Records about charts and figures
****************************************

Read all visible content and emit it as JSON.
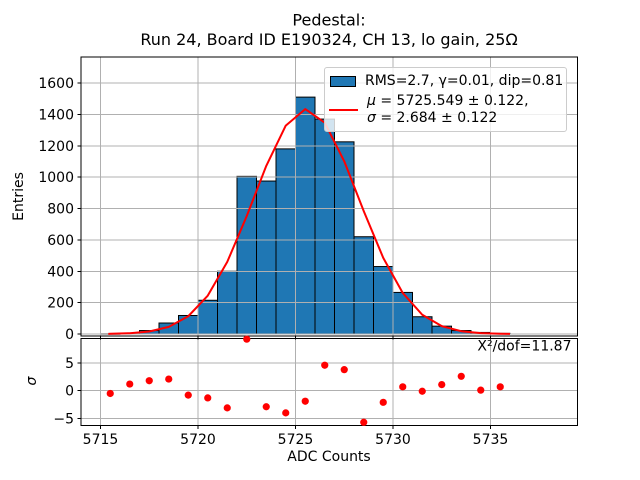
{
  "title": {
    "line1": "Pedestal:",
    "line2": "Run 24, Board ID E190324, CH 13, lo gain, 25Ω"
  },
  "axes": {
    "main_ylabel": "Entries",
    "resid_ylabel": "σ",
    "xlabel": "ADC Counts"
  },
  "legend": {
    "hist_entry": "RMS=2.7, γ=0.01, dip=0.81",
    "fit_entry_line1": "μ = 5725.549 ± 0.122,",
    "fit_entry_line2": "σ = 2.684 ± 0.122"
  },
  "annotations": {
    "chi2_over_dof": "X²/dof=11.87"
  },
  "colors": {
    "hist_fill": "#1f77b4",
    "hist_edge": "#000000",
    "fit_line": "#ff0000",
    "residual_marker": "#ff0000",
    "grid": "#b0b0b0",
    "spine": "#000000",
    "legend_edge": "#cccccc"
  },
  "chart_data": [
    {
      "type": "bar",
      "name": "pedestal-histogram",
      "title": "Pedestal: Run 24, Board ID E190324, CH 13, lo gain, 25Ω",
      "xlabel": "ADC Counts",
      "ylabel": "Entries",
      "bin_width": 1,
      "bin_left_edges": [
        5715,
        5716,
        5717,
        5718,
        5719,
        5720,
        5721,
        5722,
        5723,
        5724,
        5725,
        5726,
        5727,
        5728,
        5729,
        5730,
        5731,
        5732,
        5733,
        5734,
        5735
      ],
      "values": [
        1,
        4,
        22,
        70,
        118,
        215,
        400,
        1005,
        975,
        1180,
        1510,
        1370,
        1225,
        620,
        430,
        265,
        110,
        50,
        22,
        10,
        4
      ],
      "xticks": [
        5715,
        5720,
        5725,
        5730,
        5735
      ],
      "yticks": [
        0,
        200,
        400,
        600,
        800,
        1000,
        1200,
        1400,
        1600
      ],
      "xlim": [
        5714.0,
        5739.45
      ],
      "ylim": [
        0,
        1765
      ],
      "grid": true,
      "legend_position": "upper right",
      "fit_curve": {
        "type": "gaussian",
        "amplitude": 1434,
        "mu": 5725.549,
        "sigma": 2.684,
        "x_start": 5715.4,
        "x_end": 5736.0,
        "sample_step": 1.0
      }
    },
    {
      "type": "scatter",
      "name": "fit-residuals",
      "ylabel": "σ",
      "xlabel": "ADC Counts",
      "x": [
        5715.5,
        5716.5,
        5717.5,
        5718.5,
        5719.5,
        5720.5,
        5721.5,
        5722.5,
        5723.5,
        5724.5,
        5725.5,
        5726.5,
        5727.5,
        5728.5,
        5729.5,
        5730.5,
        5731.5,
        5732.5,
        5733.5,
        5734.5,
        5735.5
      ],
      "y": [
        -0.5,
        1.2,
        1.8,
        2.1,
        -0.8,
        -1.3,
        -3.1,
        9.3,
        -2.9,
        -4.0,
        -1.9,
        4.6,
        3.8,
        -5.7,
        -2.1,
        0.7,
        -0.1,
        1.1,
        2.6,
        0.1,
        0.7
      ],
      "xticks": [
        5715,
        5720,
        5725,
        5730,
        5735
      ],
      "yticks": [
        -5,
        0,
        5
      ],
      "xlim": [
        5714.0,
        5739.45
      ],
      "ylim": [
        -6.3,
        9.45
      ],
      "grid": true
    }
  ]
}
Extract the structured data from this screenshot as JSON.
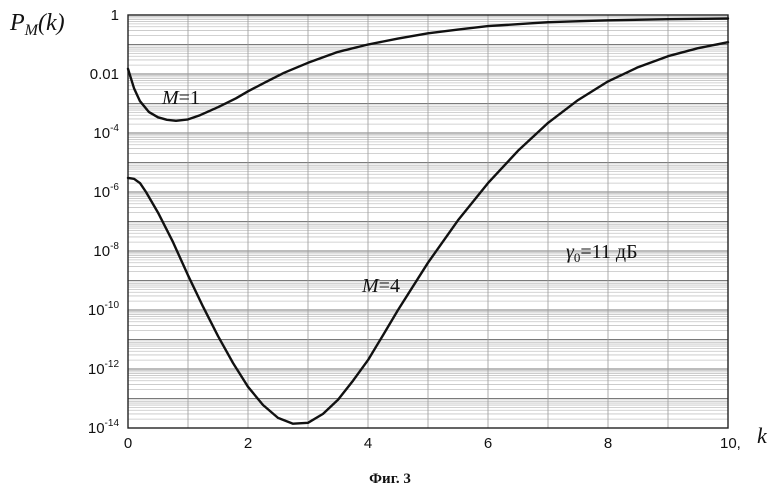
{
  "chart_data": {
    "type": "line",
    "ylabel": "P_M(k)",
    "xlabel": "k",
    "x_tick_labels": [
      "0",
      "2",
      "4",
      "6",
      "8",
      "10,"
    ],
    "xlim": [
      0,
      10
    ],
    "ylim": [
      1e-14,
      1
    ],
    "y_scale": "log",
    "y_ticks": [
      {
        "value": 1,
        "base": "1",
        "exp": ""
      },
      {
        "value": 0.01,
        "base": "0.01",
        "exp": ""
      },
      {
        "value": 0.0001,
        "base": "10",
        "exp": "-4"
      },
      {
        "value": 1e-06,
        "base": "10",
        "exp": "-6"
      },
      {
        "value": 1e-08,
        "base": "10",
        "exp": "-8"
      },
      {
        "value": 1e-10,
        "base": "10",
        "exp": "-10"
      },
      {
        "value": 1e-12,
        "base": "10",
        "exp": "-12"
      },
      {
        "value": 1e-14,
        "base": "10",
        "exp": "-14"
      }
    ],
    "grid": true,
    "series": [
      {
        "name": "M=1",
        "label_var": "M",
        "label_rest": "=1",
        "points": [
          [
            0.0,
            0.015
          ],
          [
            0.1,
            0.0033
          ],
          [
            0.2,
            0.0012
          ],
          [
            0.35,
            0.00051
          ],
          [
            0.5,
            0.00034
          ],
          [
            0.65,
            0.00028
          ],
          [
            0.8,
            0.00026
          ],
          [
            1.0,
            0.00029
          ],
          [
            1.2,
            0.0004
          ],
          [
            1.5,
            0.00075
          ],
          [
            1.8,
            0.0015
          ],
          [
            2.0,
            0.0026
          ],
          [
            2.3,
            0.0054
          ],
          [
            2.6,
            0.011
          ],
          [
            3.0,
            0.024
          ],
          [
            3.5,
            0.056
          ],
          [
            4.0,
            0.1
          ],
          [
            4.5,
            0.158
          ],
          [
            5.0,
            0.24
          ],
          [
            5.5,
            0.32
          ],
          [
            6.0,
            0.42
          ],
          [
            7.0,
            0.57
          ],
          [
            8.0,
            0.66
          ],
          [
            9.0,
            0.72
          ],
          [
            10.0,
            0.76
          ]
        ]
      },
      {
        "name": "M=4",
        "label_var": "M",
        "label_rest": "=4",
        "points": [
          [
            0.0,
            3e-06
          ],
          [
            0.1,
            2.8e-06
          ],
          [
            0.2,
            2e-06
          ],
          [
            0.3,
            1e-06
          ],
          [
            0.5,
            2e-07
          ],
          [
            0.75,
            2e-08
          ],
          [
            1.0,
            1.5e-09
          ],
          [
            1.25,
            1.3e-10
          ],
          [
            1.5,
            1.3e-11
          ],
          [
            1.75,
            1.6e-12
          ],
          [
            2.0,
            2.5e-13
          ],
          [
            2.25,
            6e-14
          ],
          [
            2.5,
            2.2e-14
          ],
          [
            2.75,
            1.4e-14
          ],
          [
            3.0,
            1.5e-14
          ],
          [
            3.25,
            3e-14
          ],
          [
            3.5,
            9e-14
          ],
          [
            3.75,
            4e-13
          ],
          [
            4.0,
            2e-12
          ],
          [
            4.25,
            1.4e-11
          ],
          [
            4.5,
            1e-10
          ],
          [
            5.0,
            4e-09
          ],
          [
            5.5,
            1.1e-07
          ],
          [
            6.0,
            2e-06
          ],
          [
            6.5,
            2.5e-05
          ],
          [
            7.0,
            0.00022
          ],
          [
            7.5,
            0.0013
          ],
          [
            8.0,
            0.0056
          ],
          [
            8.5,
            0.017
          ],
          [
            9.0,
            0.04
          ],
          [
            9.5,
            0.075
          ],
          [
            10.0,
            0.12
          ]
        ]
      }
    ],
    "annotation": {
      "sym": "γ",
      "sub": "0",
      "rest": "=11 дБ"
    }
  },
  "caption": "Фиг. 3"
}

****************************************

WORK INSTRUCTIONS - Restate each entry word for word, leaving out any pictures.

EXPECTED ANSWER -
Read all visible content and emit it as JSON.
{
  "title": {
    "line1": "Pedestal:",
    "line2": "Run 24, Board ID E190324, CH 13, lo gain, 25Ω"
  },
  "axes": {
    "main_ylabel": "Entries",
    "resid_ylabel": "σ",
    "xlabel": "ADC Counts"
  },
  "legend": {
    "hist_entry": "RMS=2.7, γ=0.01, dip=0.81",
    "fit_entry_line1": "μ = 5725.549 ± 0.122,",
    "fit_entry_line2": "σ = 2.684 ± 0.122"
  },
  "annotations": {
    "chi2_over_dof": "X²/dof=11.87"
  },
  "colors": {
    "hist_fill": "#1f77b4",
    "hist_edge": "#000000",
    "fit_line": "#ff0000",
    "residual_marker": "#ff0000",
    "grid": "#b0b0b0",
    "spine": "#000000",
    "legend_edge": "#cccccc"
  },
  "chart_data": [
    {
      "type": "bar",
      "name": "pedestal-histogram",
      "title": "Pedestal: Run 24, Board ID E190324, CH 13, lo gain, 25Ω",
      "xlabel": "ADC Counts",
      "ylabel": "Entries",
      "bin_width": 1,
      "bin_left_edges": [
        5715,
        5716,
        5717,
        5718,
        5719,
        5720,
        5721,
        5722,
        5723,
        5724,
        5725,
        5726,
        5727,
        5728,
        5729,
        5730,
        5731,
        5732,
        5733,
        5734,
        5735
      ],
      "values": [
        1,
        4,
        22,
        70,
        118,
        215,
        400,
        1005,
        975,
        1180,
        1510,
        1370,
        1225,
        620,
        430,
        265,
        110,
        50,
        22,
        10,
        4
      ],
      "xticks": [
        5715,
        5720,
        5725,
        5730,
        5735
      ],
      "yticks": [
        0,
        200,
        400,
        600,
        800,
        1000,
        1200,
        1400,
        1600
      ],
      "xlim": [
        5714.0,
        5739.45
      ],
      "ylim": [
        0,
        1765
      ],
      "grid": true,
      "legend_position": "upper right",
      "fit_curve": {
        "type": "gaussian",
        "amplitude": 1434,
        "mu": 5725.549,
        "sigma": 2.684,
        "x_start": 5715.4,
        "x_end": 5736.0,
        "sample_step": 1.0
      }
    },
    {
      "type": "scatter",
      "name": "fit-residuals",
      "ylabel": "σ",
      "xlabel": "ADC Counts",
      "x": [
        5715.5,
        5716.5,
        5717.5,
        5718.5,
        5719.5,
        5720.5,
        5721.5,
        5722.5,
        5723.5,
        5724.5,
        5725.5,
        5726.5,
        5727.5,
        5728.5,
        5729.5,
        5730.5,
        5731.5,
        5732.5,
        5733.5,
        5734.5,
        5735.5
      ],
      "y": [
        -0.5,
        1.2,
        1.8,
        2.1,
        -0.8,
        -1.3,
        -3.1,
        9.3,
        -2.9,
        -4.0,
        -1.9,
        4.6,
        3.8,
        -5.7,
        -2.1,
        0.7,
        -0.1,
        1.1,
        2.6,
        0.1,
        0.7
      ],
      "xticks": [
        5715,
        5720,
        5725,
        5730,
        5735
      ],
      "yticks": [
        -5,
        0,
        5
      ],
      "xlim": [
        5714.0,
        5739.45
      ],
      "ylim": [
        -6.3,
        9.45
      ],
      "grid": true
    }
  ]
}
Extract the structured data from this screenshot as JSON.
{
  "chart_data": {
    "type": "line",
    "ylabel": "P_M(k)",
    "xlabel": "k",
    "x_tick_labels": [
      "0",
      "2",
      "4",
      "6",
      "8",
      "10,"
    ],
    "xlim": [
      0,
      10
    ],
    "ylim": [
      1e-14,
      1
    ],
    "y_scale": "log",
    "y_ticks": [
      {
        "value": 1,
        "base": "1",
        "exp": ""
      },
      {
        "value": 0.01,
        "base": "0.01",
        "exp": ""
      },
      {
        "value": 0.0001,
        "base": "10",
        "exp": "-4"
      },
      {
        "value": 1e-06,
        "base": "10",
        "exp": "-6"
      },
      {
        "value": 1e-08,
        "base": "10",
        "exp": "-8"
      },
      {
        "value": 1e-10,
        "base": "10",
        "exp": "-10"
      },
      {
        "value": 1e-12,
        "base": "10",
        "exp": "-12"
      },
      {
        "value": 1e-14,
        "base": "10",
        "exp": "-14"
      }
    ],
    "grid": true,
    "series": [
      {
        "name": "M=1",
        "label_var": "M",
        "label_rest": "=1",
        "points": [
          [
            0.0,
            0.015
          ],
          [
            0.1,
            0.0033
          ],
          [
            0.2,
            0.0012
          ],
          [
            0.35,
            0.00051
          ],
          [
            0.5,
            0.00034
          ],
          [
            0.65,
            0.00028
          ],
          [
            0.8,
            0.00026
          ],
          [
            1.0,
            0.00029
          ],
          [
            1.2,
            0.0004
          ],
          [
            1.5,
            0.00075
          ],
          [
            1.8,
            0.0015
          ],
          [
            2.0,
            0.0026
          ],
          [
            2.3,
            0.0054
          ],
          [
            2.6,
            0.011
          ],
          [
            3.0,
            0.024
          ],
          [
            3.5,
            0.056
          ],
          [
            4.0,
            0.1
          ],
          [
            4.5,
            0.158
          ],
          [
            5.0,
            0.24
          ],
          [
            5.5,
            0.32
          ],
          [
            6.0,
            0.42
          ],
          [
            7.0,
            0.57
          ],
          [
            8.0,
            0.66
          ],
          [
            9.0,
            0.72
          ],
          [
            10.0,
            0.76
          ]
        ]
      },
      {
        "name": "M=4",
        "label_var": "M",
        "label_rest": "=4",
        "points": [
          [
            0.0,
            3e-06
          ],
          [
            0.1,
            2.8e-06
          ],
          [
            0.2,
            2e-06
          ],
          [
            0.3,
            1e-06
          ],
          [
            0.5,
            2e-07
          ],
          [
            0.75,
            2e-08
          ],
          [
            1.0,
            1.5e-09
          ],
          [
            1.25,
            1.3e-10
          ],
          [
            1.5,
            1.3e-11
          ],
          [
            1.75,
            1.6e-12
          ],
          [
            2.0,
            2.5e-13
          ],
          [
            2.25,
            6e-14
          ],
          [
            2.5,
            2.2e-14
          ],
          [
            2.75,
            1.4e-14
          ],
          [
            3.0,
            1.5e-14
          ],
          [
            3.25,
            3e-14
          ],
          [
            3.5,
            9e-14
          ],
          [
            3.75,
            4e-13
          ],
          [
            4.0,
            2e-12
          ],
          [
            4.25,
            1.4e-11
          ],
          [
            4.5,
            1e-10
          ],
          [
            5.0,
            4e-09
          ],
          [
            5.5,
            1.1e-07
          ],
          [
            6.0,
            2e-06
          ],
          [
            6.5,
            2.5e-05
          ],
          [
            7.0,
            0.00022
          ],
          [
            7.5,
            0.0013
          ],
          [
            8.0,
            0.0056
          ],
          [
            8.5,
            0.017
          ],
          [
            9.0,
            0.04
          ],
          [
            9.5,
            0.075
          ],
          [
            10.0,
            0.12
          ]
        ]
      }
    ],
    "annotation": {
      "sym": "γ",
      "sub": "0",
      "rest": "=11 дБ"
    }
  },
  "caption": "Фиг. 3"
}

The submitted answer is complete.